## AIM
Copy each line of the data below with the word "Zinfitest".

## RECORD EXCERPTS
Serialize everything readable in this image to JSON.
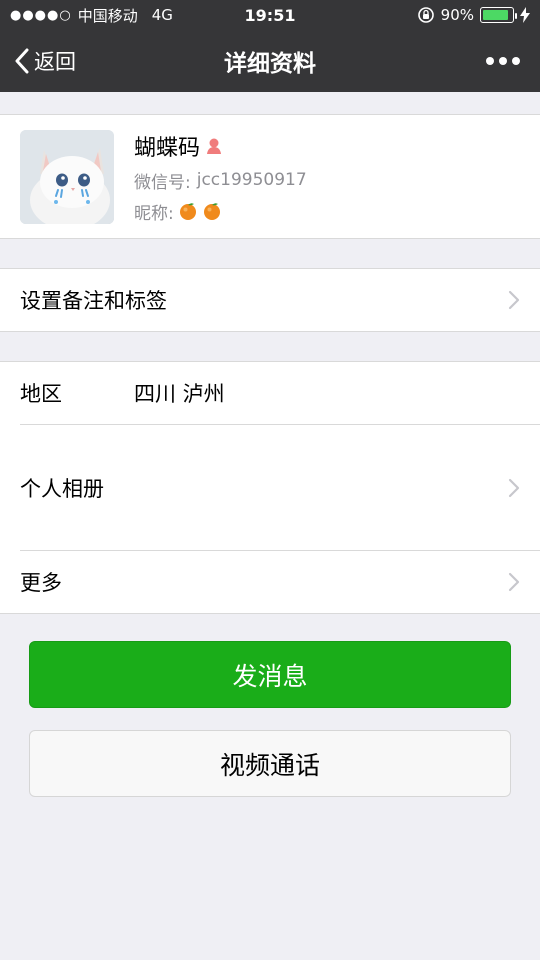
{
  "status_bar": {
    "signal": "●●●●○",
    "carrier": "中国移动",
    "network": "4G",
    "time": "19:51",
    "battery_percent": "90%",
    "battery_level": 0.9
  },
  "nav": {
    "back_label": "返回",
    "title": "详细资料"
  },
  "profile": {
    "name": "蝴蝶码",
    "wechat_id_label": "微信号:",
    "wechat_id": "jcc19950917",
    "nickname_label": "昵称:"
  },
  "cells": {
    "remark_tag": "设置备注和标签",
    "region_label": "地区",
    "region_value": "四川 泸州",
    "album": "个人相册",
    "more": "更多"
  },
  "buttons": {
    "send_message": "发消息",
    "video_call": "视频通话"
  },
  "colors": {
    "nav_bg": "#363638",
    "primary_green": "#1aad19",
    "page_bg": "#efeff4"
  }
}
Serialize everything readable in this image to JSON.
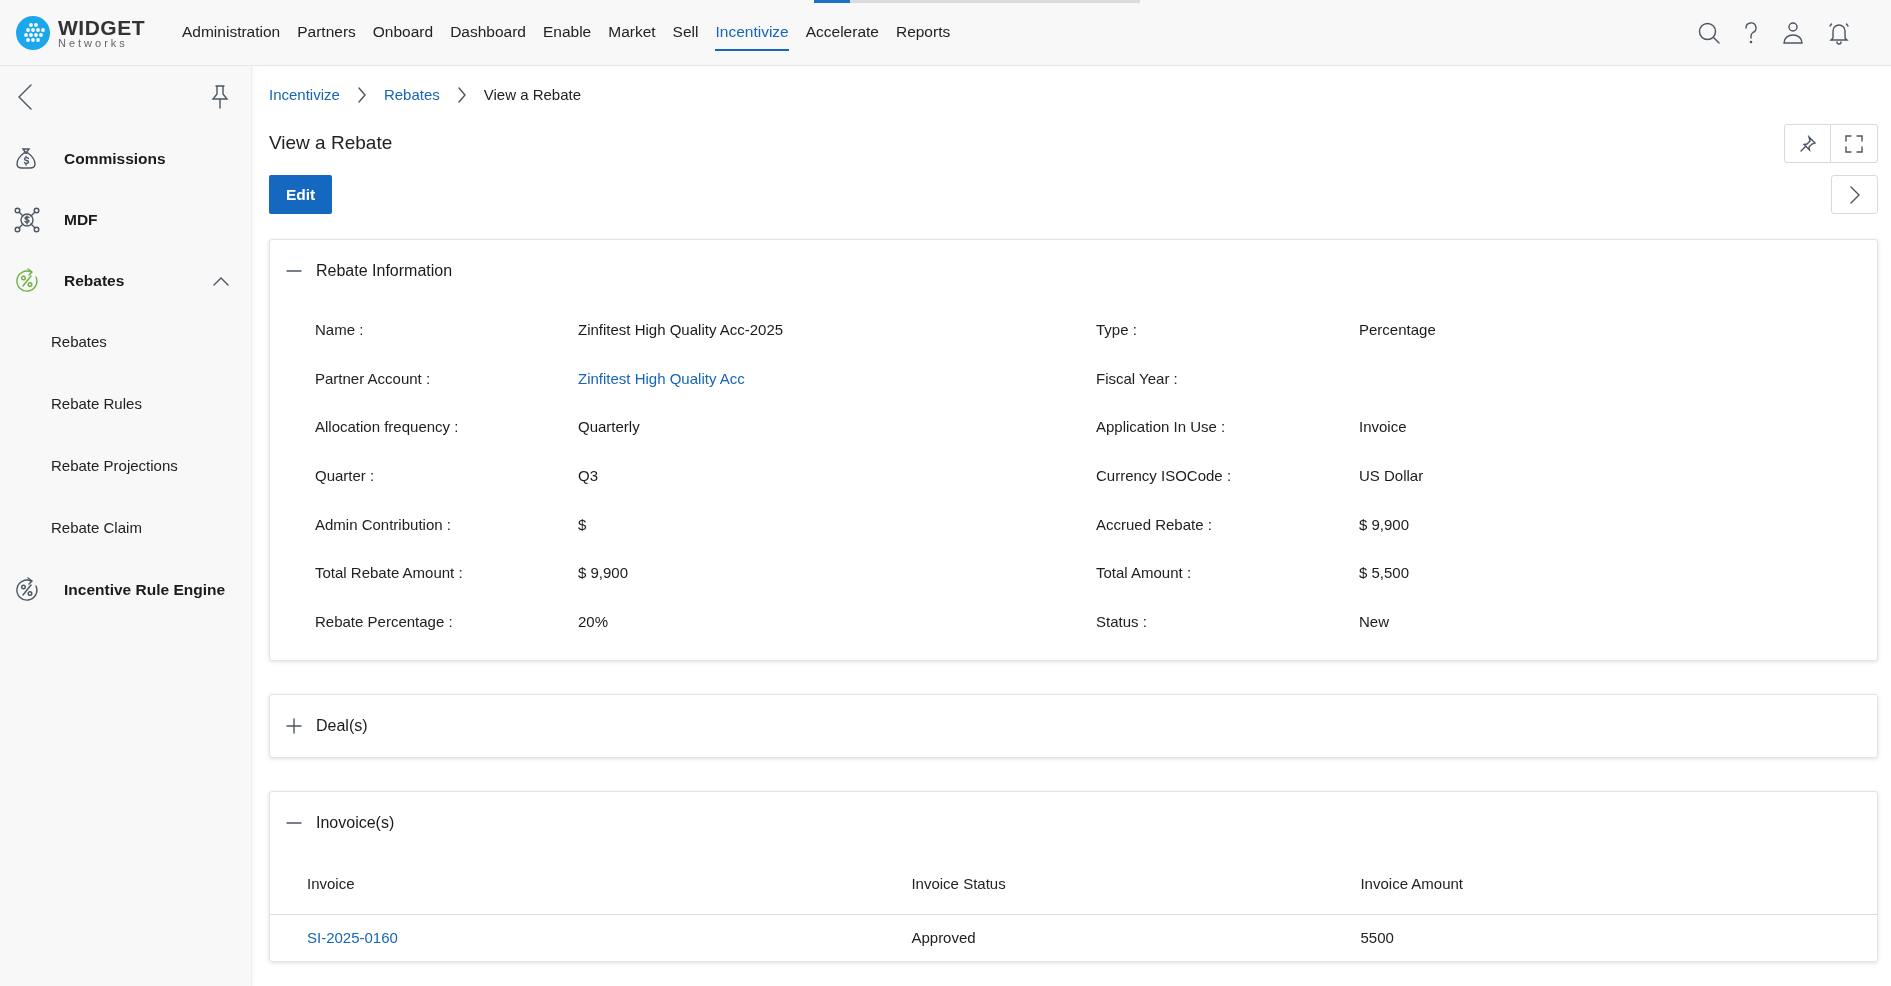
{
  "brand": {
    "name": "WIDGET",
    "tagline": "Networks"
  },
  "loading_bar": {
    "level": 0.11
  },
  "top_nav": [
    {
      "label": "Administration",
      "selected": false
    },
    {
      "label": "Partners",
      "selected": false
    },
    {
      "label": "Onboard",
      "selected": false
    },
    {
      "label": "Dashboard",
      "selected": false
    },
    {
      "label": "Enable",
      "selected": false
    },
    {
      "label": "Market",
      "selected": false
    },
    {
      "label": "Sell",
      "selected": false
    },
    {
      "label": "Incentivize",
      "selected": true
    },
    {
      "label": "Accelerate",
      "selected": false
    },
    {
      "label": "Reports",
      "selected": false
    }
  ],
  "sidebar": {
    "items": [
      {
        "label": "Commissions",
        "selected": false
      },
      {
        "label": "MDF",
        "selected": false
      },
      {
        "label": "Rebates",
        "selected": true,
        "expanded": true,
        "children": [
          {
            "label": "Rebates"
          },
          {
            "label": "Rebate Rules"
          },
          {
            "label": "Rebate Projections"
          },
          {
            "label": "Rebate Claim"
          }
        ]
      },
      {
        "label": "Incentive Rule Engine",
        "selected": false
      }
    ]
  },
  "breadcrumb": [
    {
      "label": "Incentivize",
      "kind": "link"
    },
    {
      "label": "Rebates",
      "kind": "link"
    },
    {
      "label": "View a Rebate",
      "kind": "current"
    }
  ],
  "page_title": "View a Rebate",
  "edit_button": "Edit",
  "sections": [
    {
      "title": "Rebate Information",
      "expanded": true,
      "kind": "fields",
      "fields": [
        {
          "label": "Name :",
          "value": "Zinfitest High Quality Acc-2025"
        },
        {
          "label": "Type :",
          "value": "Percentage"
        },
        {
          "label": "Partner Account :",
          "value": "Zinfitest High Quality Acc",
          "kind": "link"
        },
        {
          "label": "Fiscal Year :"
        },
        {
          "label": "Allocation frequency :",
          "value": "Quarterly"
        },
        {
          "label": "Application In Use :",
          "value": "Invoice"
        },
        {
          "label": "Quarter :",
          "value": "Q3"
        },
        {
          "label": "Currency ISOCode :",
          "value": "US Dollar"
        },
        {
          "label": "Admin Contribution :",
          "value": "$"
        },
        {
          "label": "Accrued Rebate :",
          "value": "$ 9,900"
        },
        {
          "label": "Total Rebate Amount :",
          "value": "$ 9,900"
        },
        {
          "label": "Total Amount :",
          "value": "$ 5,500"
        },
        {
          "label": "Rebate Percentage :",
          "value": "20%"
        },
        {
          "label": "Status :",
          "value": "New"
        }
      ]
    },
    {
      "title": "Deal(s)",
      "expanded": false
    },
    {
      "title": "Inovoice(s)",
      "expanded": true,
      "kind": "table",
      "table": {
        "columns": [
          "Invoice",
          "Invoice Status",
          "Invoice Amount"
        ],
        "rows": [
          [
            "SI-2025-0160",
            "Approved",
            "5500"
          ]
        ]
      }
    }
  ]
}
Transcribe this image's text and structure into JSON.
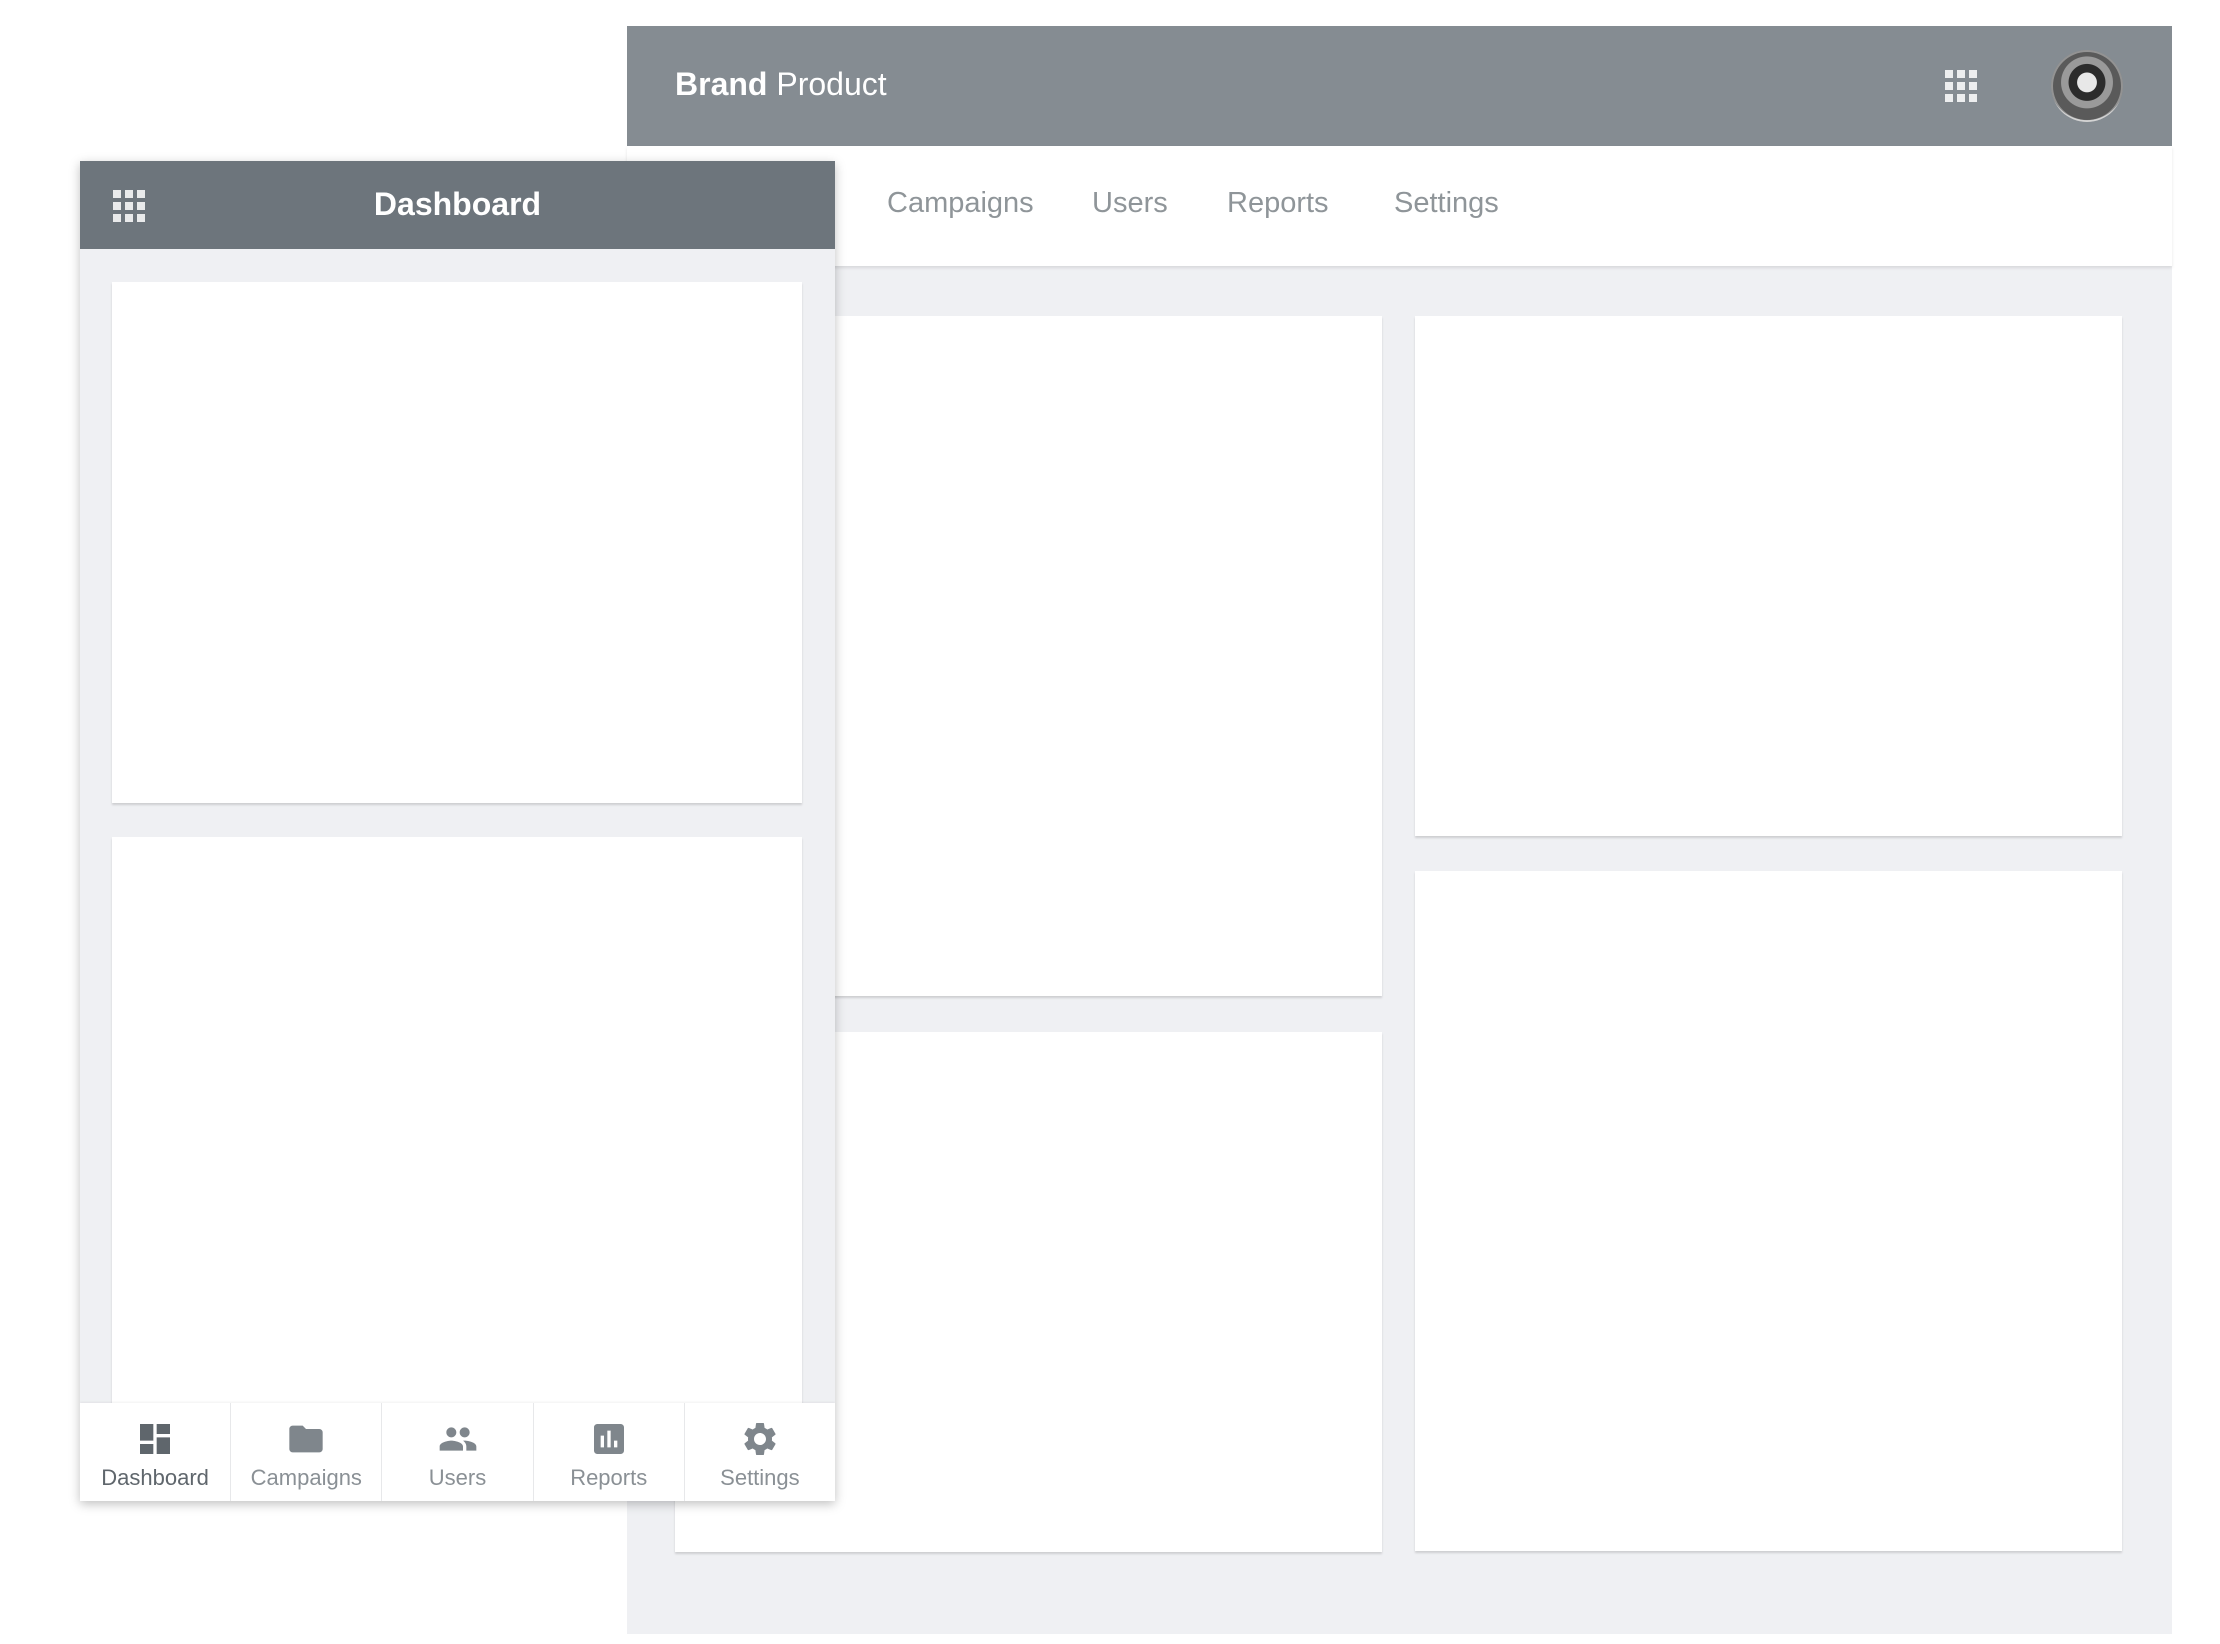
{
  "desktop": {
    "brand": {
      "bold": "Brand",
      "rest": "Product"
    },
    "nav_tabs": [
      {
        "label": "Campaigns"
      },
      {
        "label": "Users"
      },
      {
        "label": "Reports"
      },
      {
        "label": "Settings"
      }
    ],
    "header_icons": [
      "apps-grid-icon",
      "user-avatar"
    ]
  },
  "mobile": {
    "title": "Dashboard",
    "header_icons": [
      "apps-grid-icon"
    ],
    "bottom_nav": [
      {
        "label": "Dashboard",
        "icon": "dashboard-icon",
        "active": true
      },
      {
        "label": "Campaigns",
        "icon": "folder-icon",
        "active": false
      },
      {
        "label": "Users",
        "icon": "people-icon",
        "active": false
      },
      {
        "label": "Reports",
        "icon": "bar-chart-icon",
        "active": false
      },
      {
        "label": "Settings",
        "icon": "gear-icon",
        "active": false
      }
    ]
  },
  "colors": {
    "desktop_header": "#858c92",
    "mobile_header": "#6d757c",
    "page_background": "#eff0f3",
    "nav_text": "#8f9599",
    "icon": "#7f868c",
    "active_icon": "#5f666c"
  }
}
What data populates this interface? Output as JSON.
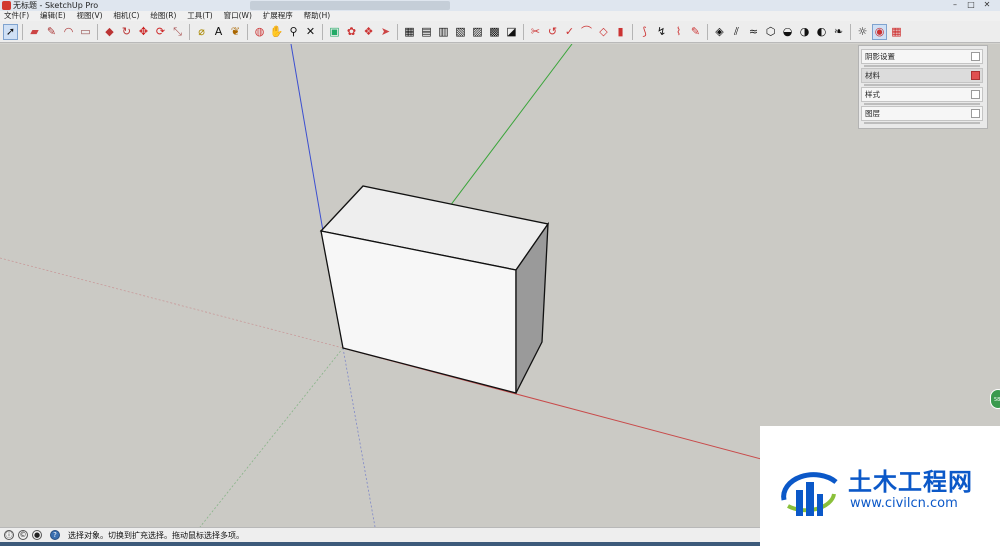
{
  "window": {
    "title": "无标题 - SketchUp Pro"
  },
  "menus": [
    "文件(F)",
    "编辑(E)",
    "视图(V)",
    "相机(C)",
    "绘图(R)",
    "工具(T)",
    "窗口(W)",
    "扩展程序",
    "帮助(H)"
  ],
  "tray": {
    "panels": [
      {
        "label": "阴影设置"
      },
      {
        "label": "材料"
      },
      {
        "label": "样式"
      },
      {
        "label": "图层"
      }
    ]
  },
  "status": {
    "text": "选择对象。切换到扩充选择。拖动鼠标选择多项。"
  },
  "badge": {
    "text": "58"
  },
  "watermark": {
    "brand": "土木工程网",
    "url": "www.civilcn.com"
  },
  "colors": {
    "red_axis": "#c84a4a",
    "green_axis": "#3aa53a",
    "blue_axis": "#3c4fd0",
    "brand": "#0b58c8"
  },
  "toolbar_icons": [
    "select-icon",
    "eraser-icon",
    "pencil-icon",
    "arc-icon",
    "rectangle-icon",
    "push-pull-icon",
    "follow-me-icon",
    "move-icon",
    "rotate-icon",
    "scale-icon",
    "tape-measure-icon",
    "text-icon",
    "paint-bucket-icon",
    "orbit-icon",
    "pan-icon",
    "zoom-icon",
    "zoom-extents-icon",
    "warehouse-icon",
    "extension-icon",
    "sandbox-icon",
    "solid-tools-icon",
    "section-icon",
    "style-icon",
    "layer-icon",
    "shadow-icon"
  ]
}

## SOLUTION
          "value": "Zinfitest High Quality Acc-2025"
          "value": "Zinfitest High Quality Acc",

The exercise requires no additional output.